>> BEGIN

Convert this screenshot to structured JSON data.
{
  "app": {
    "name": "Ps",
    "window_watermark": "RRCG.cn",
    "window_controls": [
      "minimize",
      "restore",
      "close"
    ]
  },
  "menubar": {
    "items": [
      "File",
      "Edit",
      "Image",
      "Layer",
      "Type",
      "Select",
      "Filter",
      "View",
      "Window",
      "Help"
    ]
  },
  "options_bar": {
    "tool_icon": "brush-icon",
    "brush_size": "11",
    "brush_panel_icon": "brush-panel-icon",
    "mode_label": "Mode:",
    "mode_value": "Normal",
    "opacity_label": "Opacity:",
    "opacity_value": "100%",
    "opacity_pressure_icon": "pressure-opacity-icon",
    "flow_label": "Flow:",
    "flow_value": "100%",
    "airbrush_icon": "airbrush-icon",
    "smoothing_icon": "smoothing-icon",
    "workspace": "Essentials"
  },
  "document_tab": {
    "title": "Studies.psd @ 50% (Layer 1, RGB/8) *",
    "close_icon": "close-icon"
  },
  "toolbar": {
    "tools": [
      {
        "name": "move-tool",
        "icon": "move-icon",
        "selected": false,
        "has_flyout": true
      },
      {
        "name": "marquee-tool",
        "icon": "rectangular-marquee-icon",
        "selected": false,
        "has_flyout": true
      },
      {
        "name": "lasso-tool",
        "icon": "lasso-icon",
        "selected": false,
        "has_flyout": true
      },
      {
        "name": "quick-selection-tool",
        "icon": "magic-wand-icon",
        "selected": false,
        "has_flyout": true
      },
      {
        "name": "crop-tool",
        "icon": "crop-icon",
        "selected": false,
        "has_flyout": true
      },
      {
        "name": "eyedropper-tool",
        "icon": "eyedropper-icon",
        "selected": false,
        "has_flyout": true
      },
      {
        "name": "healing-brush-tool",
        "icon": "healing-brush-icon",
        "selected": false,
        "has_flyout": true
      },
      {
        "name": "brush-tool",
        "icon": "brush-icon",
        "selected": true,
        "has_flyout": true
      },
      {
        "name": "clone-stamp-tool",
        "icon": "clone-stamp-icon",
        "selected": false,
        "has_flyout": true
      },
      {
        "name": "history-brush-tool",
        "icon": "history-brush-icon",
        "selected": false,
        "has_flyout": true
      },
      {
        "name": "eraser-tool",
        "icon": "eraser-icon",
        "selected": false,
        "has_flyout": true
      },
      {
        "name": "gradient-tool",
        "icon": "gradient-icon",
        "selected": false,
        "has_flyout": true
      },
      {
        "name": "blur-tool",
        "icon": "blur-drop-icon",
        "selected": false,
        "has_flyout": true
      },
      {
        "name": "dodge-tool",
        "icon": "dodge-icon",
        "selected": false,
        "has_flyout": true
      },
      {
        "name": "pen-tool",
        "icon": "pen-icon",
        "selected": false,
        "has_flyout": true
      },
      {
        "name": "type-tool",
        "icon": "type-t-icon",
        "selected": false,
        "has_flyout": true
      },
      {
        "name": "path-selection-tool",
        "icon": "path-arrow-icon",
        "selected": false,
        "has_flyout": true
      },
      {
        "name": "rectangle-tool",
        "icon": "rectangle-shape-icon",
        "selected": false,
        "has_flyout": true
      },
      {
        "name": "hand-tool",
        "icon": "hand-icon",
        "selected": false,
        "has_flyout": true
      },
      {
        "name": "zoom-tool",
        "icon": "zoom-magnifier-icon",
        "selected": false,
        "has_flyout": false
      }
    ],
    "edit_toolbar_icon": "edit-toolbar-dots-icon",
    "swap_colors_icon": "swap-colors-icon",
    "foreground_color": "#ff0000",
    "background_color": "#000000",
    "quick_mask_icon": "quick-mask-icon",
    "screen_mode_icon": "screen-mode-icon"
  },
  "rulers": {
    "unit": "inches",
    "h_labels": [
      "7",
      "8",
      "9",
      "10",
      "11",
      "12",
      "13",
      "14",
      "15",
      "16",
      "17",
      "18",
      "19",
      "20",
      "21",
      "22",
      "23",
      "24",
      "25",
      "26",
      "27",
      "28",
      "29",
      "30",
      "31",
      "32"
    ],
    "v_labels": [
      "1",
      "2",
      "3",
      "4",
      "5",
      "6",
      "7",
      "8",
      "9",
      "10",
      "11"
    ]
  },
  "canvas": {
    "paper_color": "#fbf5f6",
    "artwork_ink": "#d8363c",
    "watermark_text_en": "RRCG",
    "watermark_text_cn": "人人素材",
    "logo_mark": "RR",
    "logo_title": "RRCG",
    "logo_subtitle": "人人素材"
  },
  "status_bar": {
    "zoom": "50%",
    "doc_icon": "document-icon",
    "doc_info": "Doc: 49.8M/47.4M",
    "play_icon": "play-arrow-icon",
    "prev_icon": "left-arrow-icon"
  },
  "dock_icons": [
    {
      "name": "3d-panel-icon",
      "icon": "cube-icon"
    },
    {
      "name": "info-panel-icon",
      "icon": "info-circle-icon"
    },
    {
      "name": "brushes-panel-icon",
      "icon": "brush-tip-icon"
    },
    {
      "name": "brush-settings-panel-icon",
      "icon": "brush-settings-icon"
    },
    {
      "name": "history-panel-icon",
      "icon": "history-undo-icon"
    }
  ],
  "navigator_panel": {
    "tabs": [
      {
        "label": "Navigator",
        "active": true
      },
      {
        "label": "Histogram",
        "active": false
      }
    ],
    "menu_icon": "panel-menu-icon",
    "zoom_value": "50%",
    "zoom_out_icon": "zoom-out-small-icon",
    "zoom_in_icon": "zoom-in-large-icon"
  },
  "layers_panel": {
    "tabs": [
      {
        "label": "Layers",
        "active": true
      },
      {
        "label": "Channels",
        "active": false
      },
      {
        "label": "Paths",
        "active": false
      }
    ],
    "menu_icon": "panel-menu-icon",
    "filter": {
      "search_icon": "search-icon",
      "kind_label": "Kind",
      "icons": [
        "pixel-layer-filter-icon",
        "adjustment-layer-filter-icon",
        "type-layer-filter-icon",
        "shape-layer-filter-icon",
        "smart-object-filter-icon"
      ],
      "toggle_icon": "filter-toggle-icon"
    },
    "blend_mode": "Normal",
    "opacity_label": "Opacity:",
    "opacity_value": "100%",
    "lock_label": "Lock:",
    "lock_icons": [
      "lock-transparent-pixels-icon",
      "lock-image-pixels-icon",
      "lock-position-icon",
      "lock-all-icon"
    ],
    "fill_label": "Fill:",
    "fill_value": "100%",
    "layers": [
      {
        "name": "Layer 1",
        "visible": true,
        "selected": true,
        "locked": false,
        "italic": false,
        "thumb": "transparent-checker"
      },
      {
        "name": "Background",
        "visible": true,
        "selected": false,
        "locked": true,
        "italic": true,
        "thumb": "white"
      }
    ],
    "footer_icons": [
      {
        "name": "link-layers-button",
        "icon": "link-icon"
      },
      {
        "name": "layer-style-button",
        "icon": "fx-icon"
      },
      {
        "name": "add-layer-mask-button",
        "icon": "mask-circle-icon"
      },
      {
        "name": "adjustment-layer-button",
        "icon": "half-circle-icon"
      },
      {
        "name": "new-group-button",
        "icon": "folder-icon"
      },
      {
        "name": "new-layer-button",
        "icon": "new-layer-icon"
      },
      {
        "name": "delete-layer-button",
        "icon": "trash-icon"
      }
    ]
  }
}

>> END

Your answer should be one number: the count of lines in the data above that include the word "adjustment".

### [Solution to the exercise]
2